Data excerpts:

>> begin

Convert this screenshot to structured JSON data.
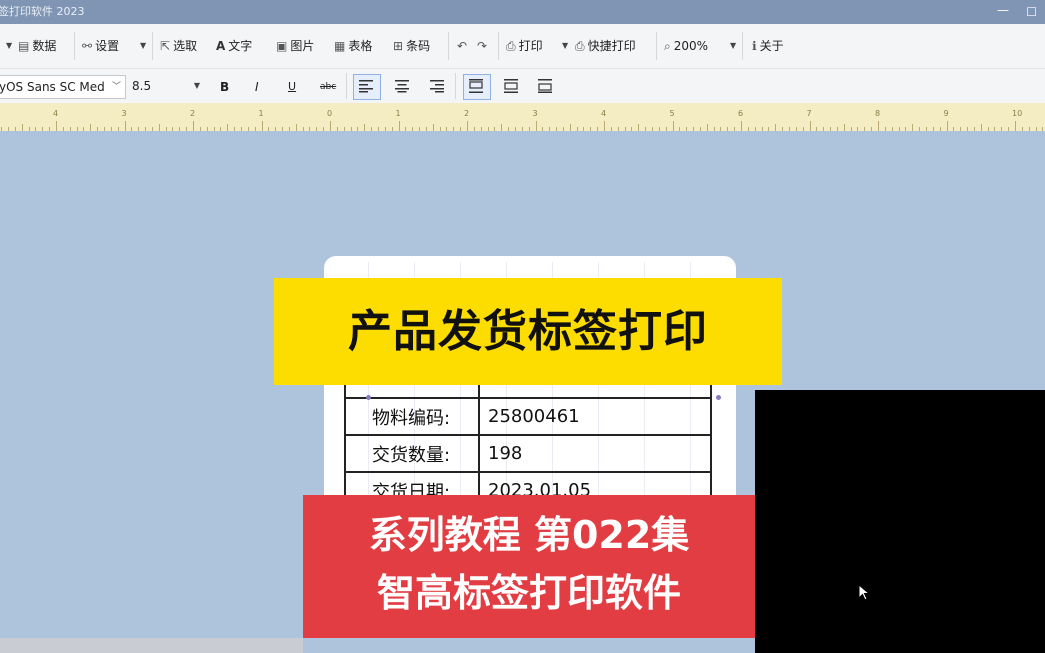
{
  "window": {
    "title": "签打印软件 2023"
  },
  "toolbar": {
    "items": [
      {
        "label": "数据",
        "icon": "database-icon"
      },
      {
        "label": "设置",
        "icon": "link-icon"
      },
      {
        "label": "选取",
        "icon": "pointer-icon"
      },
      {
        "label": "文字",
        "icon": "text-icon"
      },
      {
        "label": "图片",
        "icon": "image-icon"
      },
      {
        "label": "表格",
        "icon": "table-icon"
      },
      {
        "label": "条码",
        "icon": "barcode-icon"
      },
      {
        "label": "打印",
        "icon": "printer-icon"
      },
      {
        "label": "快捷打印",
        "icon": "quick-print-icon"
      },
      {
        "label": "200%",
        "icon": "zoom-icon"
      },
      {
        "label": "关于",
        "icon": "info-icon"
      }
    ]
  },
  "format": {
    "font_name": "yOS Sans SC Med",
    "font_size": "8.5",
    "bold": "B",
    "italic": "I",
    "underline": "U",
    "strike": "abc"
  },
  "ruler": {
    "labels": [
      "4",
      "3",
      "2",
      "1",
      "0",
      "1",
      "2",
      "3",
      "4",
      "5",
      "6",
      "7",
      "8",
      "9",
      "10"
    ]
  },
  "label_table": {
    "rows": [
      {
        "key": "物料编码:",
        "value": "25800461"
      },
      {
        "key": "交货数量:",
        "value": "198"
      },
      {
        "key": "交货日期:",
        "value": "2023.01.05"
      }
    ]
  },
  "overlay": {
    "banner_title": "产品发货标签打印",
    "series_line1": "系列教程 第022集",
    "series_line2": "智高标签打印软件"
  },
  "colors": {
    "banner_yellow": "#fddc00",
    "banner_red": "#e23d43",
    "canvas_bg": "#aec4dd",
    "ruler": "#f4ecc2"
  }
}
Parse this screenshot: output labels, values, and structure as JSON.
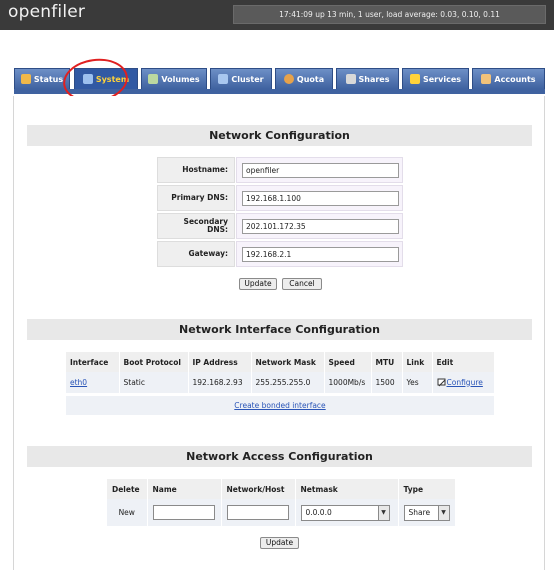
{
  "header": {
    "logo": "openfiler",
    "uptime": "17:41:09 up 13 min, 1 user, load average: 0.03, 0.10, 0.11"
  },
  "tabs": [
    {
      "label": "Status",
      "icon": "status-icon",
      "color": "#f0b84a"
    },
    {
      "label": "System",
      "icon": "system-icon",
      "color": "#9cc0ef",
      "active": true
    },
    {
      "label": "Volumes",
      "icon": "volumes-icon",
      "color": "#bcd9a0"
    },
    {
      "label": "Cluster",
      "icon": "cluster-icon",
      "color": "#a9c7ef"
    },
    {
      "label": "Quota",
      "icon": "quota-icon",
      "color": "#e7a24b"
    },
    {
      "label": "Shares",
      "icon": "shares-icon",
      "color": "#d8d8d8"
    },
    {
      "label": "Services",
      "icon": "services-icon",
      "color": "#ffd23a"
    },
    {
      "label": "Accounts",
      "icon": "accounts-icon",
      "color": "#f1c27a"
    }
  ],
  "network_config": {
    "title": "Network Configuration",
    "fields": [
      {
        "label": "Hostname:",
        "value": "openfiler"
      },
      {
        "label": "Primary DNS:",
        "value": "192.168.1.100"
      },
      {
        "label": "Secondary DNS:",
        "value": "202.101.172.35"
      },
      {
        "label": "Gateway:",
        "value": "192.168.2.1"
      }
    ],
    "update_label": "Update",
    "cancel_label": "Cancel"
  },
  "interface_config": {
    "title": "Network Interface Configuration",
    "columns": [
      "Interface",
      "Boot Protocol",
      "IP Address",
      "Network Mask",
      "Speed",
      "MTU",
      "Link",
      "Edit"
    ],
    "rows": [
      {
        "interface": "eth0",
        "boot": "Static",
        "ip": "192.168.2.93",
        "mask": "255.255.255.0",
        "speed": "1000Mb/s",
        "mtu": "1500",
        "link": "Yes",
        "edit": "Configure"
      }
    ],
    "bonded_link": "Create bonded interface"
  },
  "access_config": {
    "title": "Network Access Configuration",
    "columns": [
      "Delete",
      "Name",
      "Network/Host",
      "Netmask",
      "Type"
    ],
    "new_label": "New",
    "netmask_value": "0.0.0.0",
    "type_value": "Share",
    "update_label": "Update"
  }
}
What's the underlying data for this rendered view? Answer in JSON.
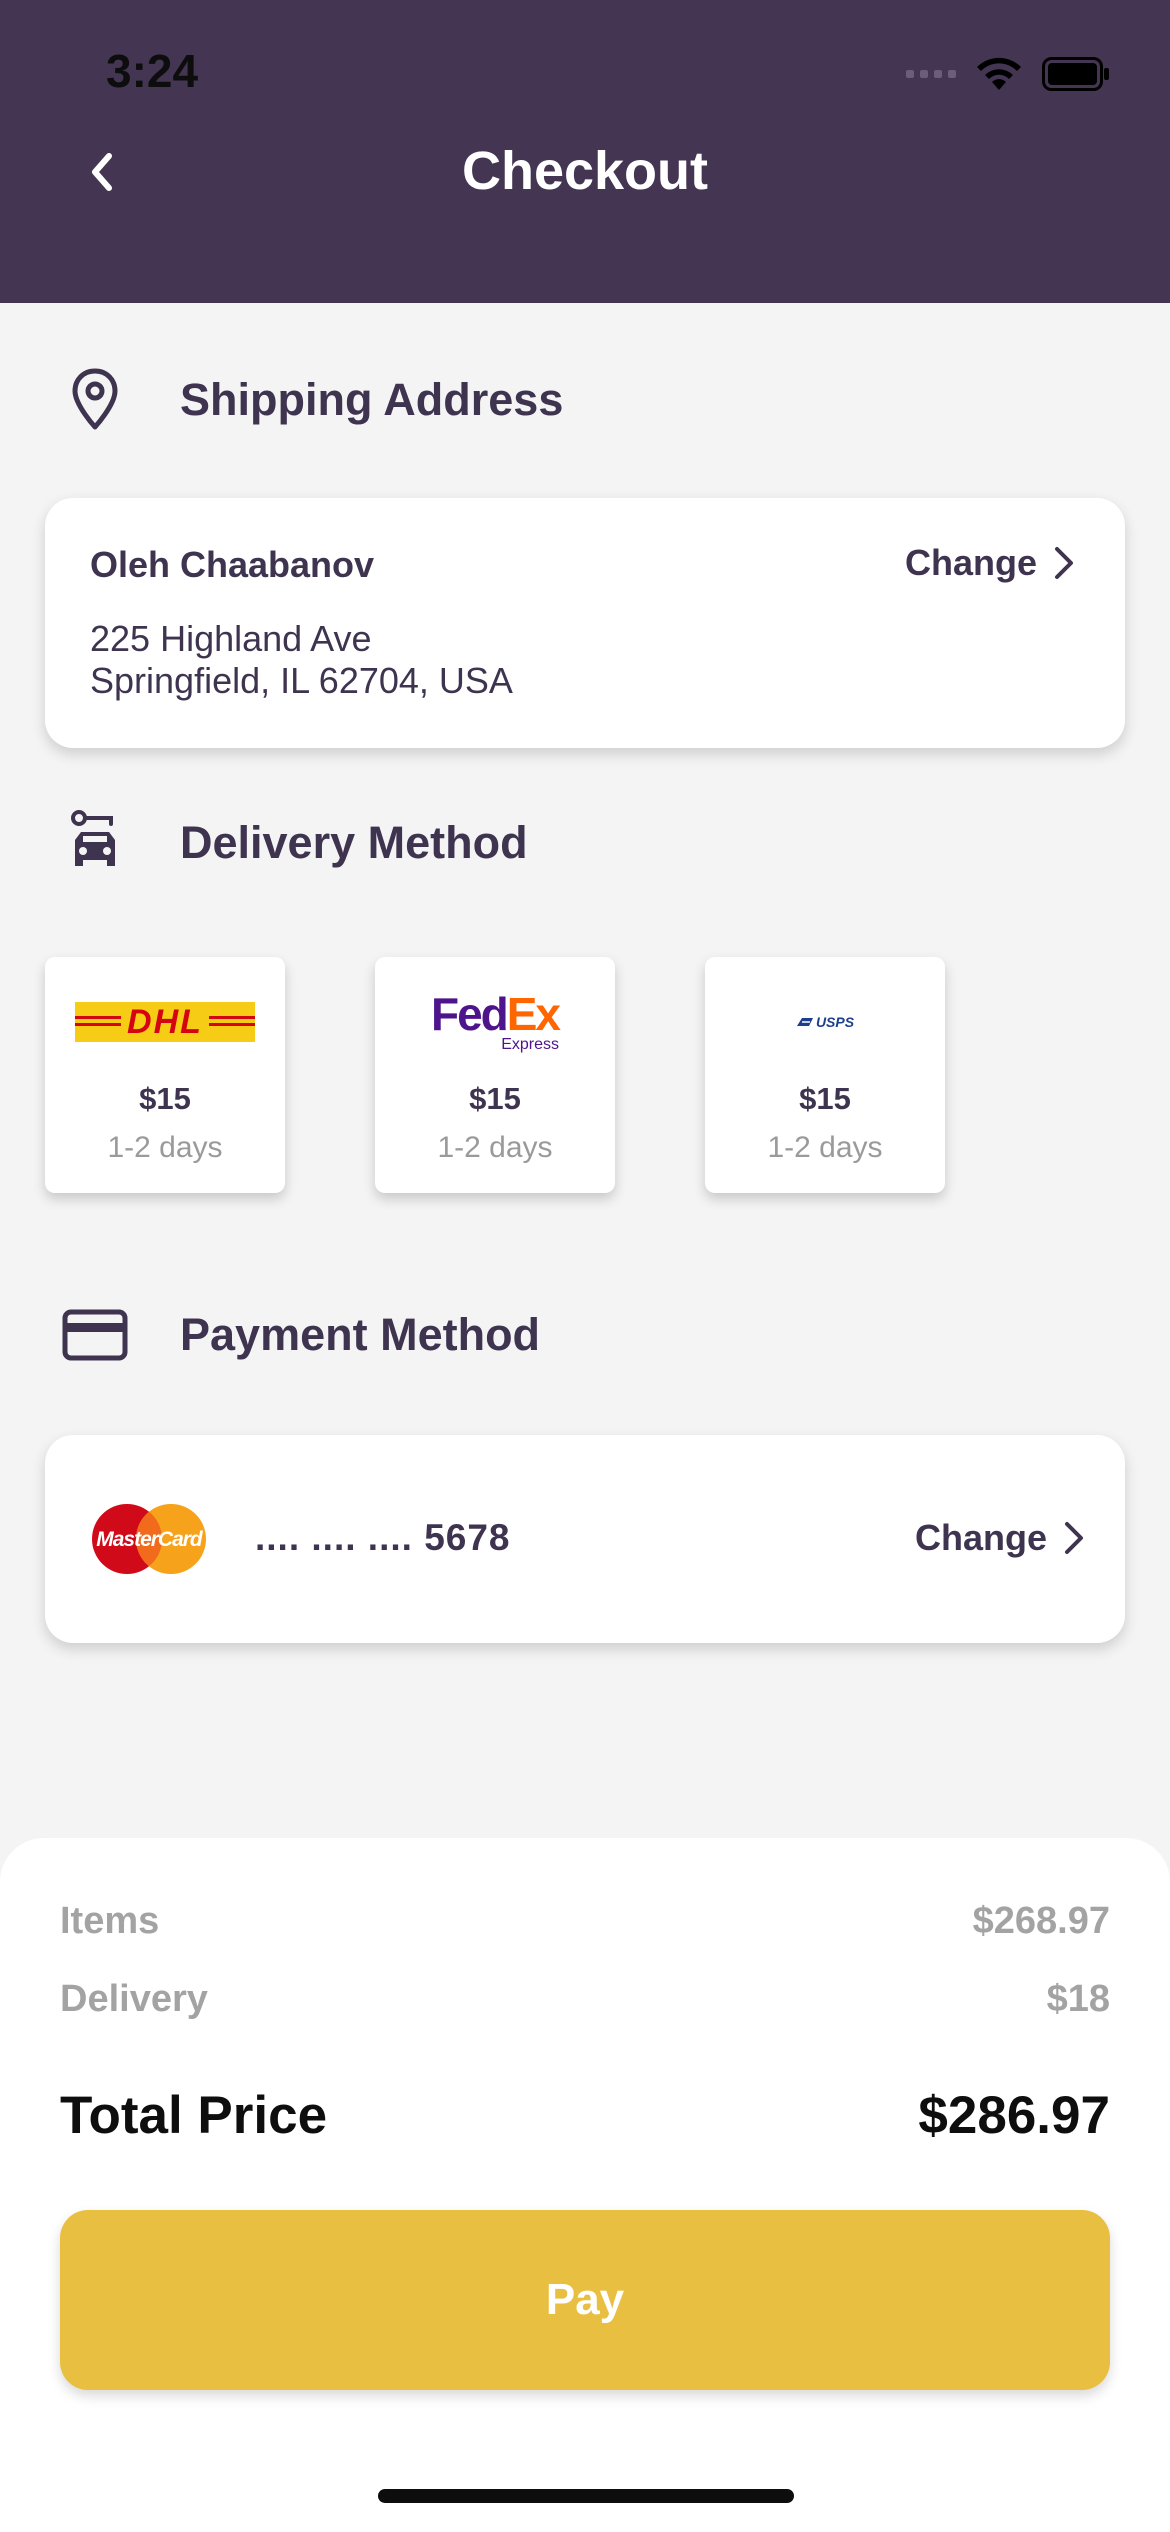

>> end

# WORK TO BE COMPLETED:
Repeat all of the records verbatim, leaving out the pictures.

# OUTPUT FOR THIS TASK:
Convert this screenshot to structured JSON data.
{
  "window": {
    "title": "签打印软件 2023"
  },
  "toolbar": {
    "items": [
      {
        "label": "数据",
        "icon": "database-icon"
      },
      {
        "label": "设置",
        "icon": "link-icon"
      },
      {
        "label": "选取",
        "icon": "pointer-icon"
      },
      {
        "label": "文字",
        "icon": "text-icon"
      },
      {
        "label": "图片",
        "icon": "image-icon"
      },
      {
        "label": "表格",
        "icon": "table-icon"
      },
      {
        "label": "条码",
        "icon": "barcode-icon"
      },
      {
        "label": "打印",
        "icon": "printer-icon"
      },
      {
        "label": "快捷打印",
        "icon": "quick-print-icon"
      },
      {
        "label": "200%",
        "icon": "zoom-icon"
      },
      {
        "label": "关于",
        "icon": "info-icon"
      }
    ]
  },
  "format": {
    "font_name": "yOS Sans SC Med",
    "font_size": "8.5",
    "bold": "B",
    "italic": "I",
    "underline": "U",
    "strike": "abc"
  },
  "ruler": {
    "labels": [
      "4",
      "3",
      "2",
      "1",
      "0",
      "1",
      "2",
      "3",
      "4",
      "5",
      "6",
      "7",
      "8",
      "9",
      "10"
    ]
  },
  "label_table": {
    "rows": [
      {
        "key": "物料编码:",
        "value": "25800461"
      },
      {
        "key": "交货数量:",
        "value": "198"
      },
      {
        "key": "交货日期:",
        "value": "2023.01.05"
      }
    ]
  },
  "overlay": {
    "banner_title": "产品发货标签打印",
    "series_line1": "系列教程 第022集",
    "series_line2": "智高标签打印软件"
  },
  "colors": {
    "banner_yellow": "#fddc00",
    "banner_red": "#e23d43",
    "canvas_bg": "#aec4dd",
    "ruler": "#f4ecc2"
  }
}
Parse this screenshot: output labels, values, and structure as JSON.
{
  "header": {
    "logo": "openfiler",
    "uptime": "17:41:09 up 13 min, 1 user, load average: 0.03, 0.10, 0.11"
  },
  "tabs": [
    {
      "label": "Status",
      "icon": "status-icon",
      "color": "#f0b84a"
    },
    {
      "label": "System",
      "icon": "system-icon",
      "color": "#9cc0ef",
      "active": true
    },
    {
      "label": "Volumes",
      "icon": "volumes-icon",
      "color": "#bcd9a0"
    },
    {
      "label": "Cluster",
      "icon": "cluster-icon",
      "color": "#a9c7ef"
    },
    {
      "label": "Quota",
      "icon": "quota-icon",
      "color": "#e7a24b"
    },
    {
      "label": "Shares",
      "icon": "shares-icon",
      "color": "#d8d8d8"
    },
    {
      "label": "Services",
      "icon": "services-icon",
      "color": "#ffd23a"
    },
    {
      "label": "Accounts",
      "icon": "accounts-icon",
      "color": "#f1c27a"
    }
  ],
  "network_config": {
    "title": "Network Configuration",
    "fields": [
      {
        "label": "Hostname:",
        "value": "openfiler"
      },
      {
        "label": "Primary DNS:",
        "value": "192.168.1.100"
      },
      {
        "label": "Secondary DNS:",
        "value": "202.101.172.35"
      },
      {
        "label": "Gateway:",
        "value": "192.168.2.1"
      }
    ],
    "update_label": "Update",
    "cancel_label": "Cancel"
  },
  "interface_config": {
    "title": "Network Interface Configuration",
    "columns": [
      "Interface",
      "Boot Protocol",
      "IP Address",
      "Network Mask",
      "Speed",
      "MTU",
      "Link",
      "Edit"
    ],
    "rows": [
      {
        "interface": "eth0",
        "boot": "Static",
        "ip": "192.168.2.93",
        "mask": "255.255.255.0",
        "speed": "1000Mb/s",
        "mtu": "1500",
        "link": "Yes",
        "edit": "Configure"
      }
    ],
    "bonded_link": "Create bonded interface"
  },
  "access_config": {
    "title": "Network Access Configuration",
    "columns": [
      "Delete",
      "Name",
      "Network/Host",
      "Netmask",
      "Type"
    ],
    "new_label": "New",
    "netmask_value": "0.0.0.0",
    "type_value": "Share",
    "update_label": "Update"
  }
}
What's the underlying data for this rendered view? Answer in JSON.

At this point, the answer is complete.